The task - Copy out each line exactly; pictures stay out of the copy.

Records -
----

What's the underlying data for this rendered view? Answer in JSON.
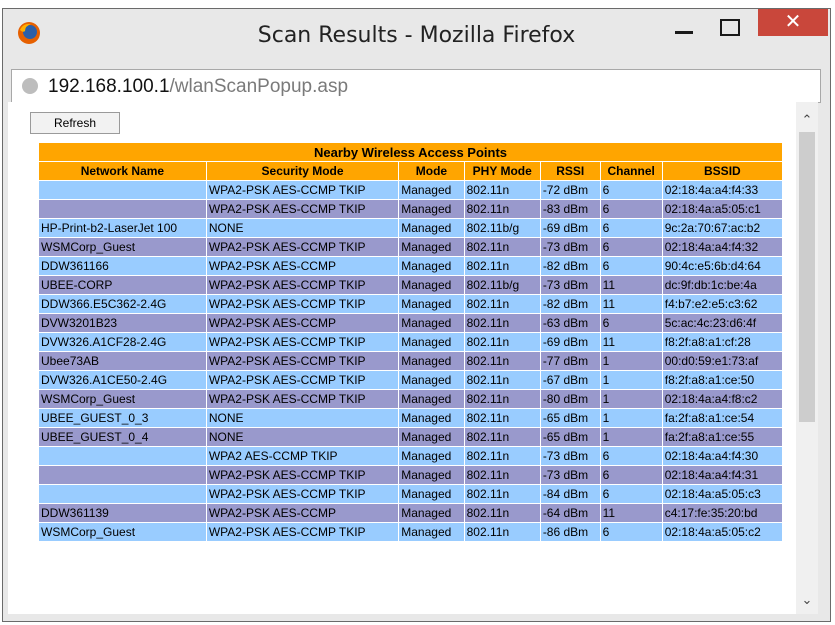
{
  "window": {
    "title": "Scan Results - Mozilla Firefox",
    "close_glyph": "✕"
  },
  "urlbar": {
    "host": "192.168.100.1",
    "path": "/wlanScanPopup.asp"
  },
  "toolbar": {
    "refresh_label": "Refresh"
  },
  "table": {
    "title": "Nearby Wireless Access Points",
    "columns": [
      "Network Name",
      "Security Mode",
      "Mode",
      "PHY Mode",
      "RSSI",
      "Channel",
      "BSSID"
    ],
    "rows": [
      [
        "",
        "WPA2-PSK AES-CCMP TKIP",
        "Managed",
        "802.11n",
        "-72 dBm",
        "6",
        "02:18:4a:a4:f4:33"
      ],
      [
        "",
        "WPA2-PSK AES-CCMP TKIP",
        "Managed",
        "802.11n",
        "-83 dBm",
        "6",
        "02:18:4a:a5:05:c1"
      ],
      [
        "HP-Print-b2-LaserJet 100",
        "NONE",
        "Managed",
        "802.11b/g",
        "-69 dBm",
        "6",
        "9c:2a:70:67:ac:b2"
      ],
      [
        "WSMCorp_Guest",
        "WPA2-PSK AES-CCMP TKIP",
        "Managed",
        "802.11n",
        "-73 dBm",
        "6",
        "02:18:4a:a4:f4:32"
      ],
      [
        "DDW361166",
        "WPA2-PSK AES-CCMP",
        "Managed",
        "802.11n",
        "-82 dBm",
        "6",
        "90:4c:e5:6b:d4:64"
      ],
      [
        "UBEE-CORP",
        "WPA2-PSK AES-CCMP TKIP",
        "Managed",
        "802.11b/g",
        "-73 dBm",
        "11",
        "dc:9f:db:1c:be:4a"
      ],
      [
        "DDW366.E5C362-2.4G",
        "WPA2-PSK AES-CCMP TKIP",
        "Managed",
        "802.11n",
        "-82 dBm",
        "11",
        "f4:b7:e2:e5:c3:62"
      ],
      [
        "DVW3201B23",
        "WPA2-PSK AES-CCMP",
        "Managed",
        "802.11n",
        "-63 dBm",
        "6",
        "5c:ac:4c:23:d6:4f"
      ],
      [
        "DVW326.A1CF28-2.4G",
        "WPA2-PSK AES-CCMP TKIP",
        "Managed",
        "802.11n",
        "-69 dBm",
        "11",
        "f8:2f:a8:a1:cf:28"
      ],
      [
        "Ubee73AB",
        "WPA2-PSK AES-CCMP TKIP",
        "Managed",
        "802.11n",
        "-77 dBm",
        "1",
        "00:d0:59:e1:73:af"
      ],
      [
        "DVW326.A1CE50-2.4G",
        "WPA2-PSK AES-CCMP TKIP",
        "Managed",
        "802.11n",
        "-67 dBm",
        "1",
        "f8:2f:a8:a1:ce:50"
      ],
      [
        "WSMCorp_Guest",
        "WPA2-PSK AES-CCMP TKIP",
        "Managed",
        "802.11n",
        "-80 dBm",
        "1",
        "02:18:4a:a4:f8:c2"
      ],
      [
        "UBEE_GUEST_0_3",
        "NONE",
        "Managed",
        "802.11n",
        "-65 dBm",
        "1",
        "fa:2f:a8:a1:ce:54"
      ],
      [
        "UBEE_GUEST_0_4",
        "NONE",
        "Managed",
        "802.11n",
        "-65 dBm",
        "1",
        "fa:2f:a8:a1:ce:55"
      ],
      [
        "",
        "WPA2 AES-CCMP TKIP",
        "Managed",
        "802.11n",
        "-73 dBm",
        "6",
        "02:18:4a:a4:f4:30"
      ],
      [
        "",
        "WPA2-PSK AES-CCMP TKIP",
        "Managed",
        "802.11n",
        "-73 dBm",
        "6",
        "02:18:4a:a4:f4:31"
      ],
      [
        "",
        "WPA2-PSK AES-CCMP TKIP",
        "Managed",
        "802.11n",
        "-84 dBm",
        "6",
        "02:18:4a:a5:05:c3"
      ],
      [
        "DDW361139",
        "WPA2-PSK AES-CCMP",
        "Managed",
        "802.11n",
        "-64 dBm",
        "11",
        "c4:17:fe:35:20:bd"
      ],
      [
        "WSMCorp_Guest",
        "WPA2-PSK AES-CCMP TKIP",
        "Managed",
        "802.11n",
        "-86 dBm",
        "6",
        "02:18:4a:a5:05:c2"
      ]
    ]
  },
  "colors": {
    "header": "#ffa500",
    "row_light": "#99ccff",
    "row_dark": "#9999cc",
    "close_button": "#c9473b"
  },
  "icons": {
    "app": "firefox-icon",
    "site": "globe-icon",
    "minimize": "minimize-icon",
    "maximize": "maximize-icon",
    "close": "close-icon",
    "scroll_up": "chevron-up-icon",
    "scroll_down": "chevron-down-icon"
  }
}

----

Complete output -
What's the underlying data for this rendered view? Answer in JSON.
{
  "window": {
    "title": "Scan Results - Mozilla Firefox",
    "close_glyph": "✕"
  },
  "urlbar": {
    "host": "192.168.100.1",
    "path": "/wlanScanPopup.asp"
  },
  "toolbar": {
    "refresh_label": "Refresh"
  },
  "table": {
    "title": "Nearby Wireless Access Points",
    "columns": [
      "Network Name",
      "Security Mode",
      "Mode",
      "PHY Mode",
      "RSSI",
      "Channel",
      "BSSID"
    ],
    "rows": [
      [
        "",
        "WPA2-PSK AES-CCMP TKIP",
        "Managed",
        "802.11n",
        "-72 dBm",
        "6",
        "02:18:4a:a4:f4:33"
      ],
      [
        "",
        "WPA2-PSK AES-CCMP TKIP",
        "Managed",
        "802.11n",
        "-83 dBm",
        "6",
        "02:18:4a:a5:05:c1"
      ],
      [
        "HP-Print-b2-LaserJet 100",
        "NONE",
        "Managed",
        "802.11b/g",
        "-69 dBm",
        "6",
        "9c:2a:70:67:ac:b2"
      ],
      [
        "WSMCorp_Guest",
        "WPA2-PSK AES-CCMP TKIP",
        "Managed",
        "802.11n",
        "-73 dBm",
        "6",
        "02:18:4a:a4:f4:32"
      ],
      [
        "DDW361166",
        "WPA2-PSK AES-CCMP",
        "Managed",
        "802.11n",
        "-82 dBm",
        "6",
        "90:4c:e5:6b:d4:64"
      ],
      [
        "UBEE-CORP",
        "WPA2-PSK AES-CCMP TKIP",
        "Managed",
        "802.11b/g",
        "-73 dBm",
        "11",
        "dc:9f:db:1c:be:4a"
      ],
      [
        "DDW366.E5C362-2.4G",
        "WPA2-PSK AES-CCMP TKIP",
        "Managed",
        "802.11n",
        "-82 dBm",
        "11",
        "f4:b7:e2:e5:c3:62"
      ],
      [
        "DVW3201B23",
        "WPA2-PSK AES-CCMP",
        "Managed",
        "802.11n",
        "-63 dBm",
        "6",
        "5c:ac:4c:23:d6:4f"
      ],
      [
        "DVW326.A1CF28-2.4G",
        "WPA2-PSK AES-CCMP TKIP",
        "Managed",
        "802.11n",
        "-69 dBm",
        "11",
        "f8:2f:a8:a1:cf:28"
      ],
      [
        "Ubee73AB",
        "WPA2-PSK AES-CCMP TKIP",
        "Managed",
        "802.11n",
        "-77 dBm",
        "1",
        "00:d0:59:e1:73:af"
      ],
      [
        "DVW326.A1CE50-2.4G",
        "WPA2-PSK AES-CCMP TKIP",
        "Managed",
        "802.11n",
        "-67 dBm",
        "1",
        "f8:2f:a8:a1:ce:50"
      ],
      [
        "WSMCorp_Guest",
        "WPA2-PSK AES-CCMP TKIP",
        "Managed",
        "802.11n",
        "-80 dBm",
        "1",
        "02:18:4a:a4:f8:c2"
      ],
      [
        "UBEE_GUEST_0_3",
        "NONE",
        "Managed",
        "802.11n",
        "-65 dBm",
        "1",
        "fa:2f:a8:a1:ce:54"
      ],
      [
        "UBEE_GUEST_0_4",
        "NONE",
        "Managed",
        "802.11n",
        "-65 dBm",
        "1",
        "fa:2f:a8:a1:ce:55"
      ],
      [
        "",
        "WPA2 AES-CCMP TKIP",
        "Managed",
        "802.11n",
        "-73 dBm",
        "6",
        "02:18:4a:a4:f4:30"
      ],
      [
        "",
        "WPA2-PSK AES-CCMP TKIP",
        "Managed",
        "802.11n",
        "-73 dBm",
        "6",
        "02:18:4a:a4:f4:31"
      ],
      [
        "",
        "WPA2-PSK AES-CCMP TKIP",
        "Managed",
        "802.11n",
        "-84 dBm",
        "6",
        "02:18:4a:a5:05:c3"
      ],
      [
        "DDW361139",
        "WPA2-PSK AES-CCMP",
        "Managed",
        "802.11n",
        "-64 dBm",
        "11",
        "c4:17:fe:35:20:bd"
      ],
      [
        "WSMCorp_Guest",
        "WPA2-PSK AES-CCMP TKIP",
        "Managed",
        "802.11n",
        "-86 dBm",
        "6",
        "02:18:4a:a5:05:c2"
      ]
    ]
  },
  "colors": {
    "header": "#ffa500",
    "row_light": "#99ccff",
    "row_dark": "#9999cc",
    "close_button": "#c9473b"
  },
  "icons": {
    "app": "firefox-icon",
    "site": "globe-icon",
    "minimize": "minimize-icon",
    "maximize": "maximize-icon",
    "close": "close-icon",
    "scroll_up": "chevron-up-icon",
    "scroll_down": "chevron-down-icon"
  }
}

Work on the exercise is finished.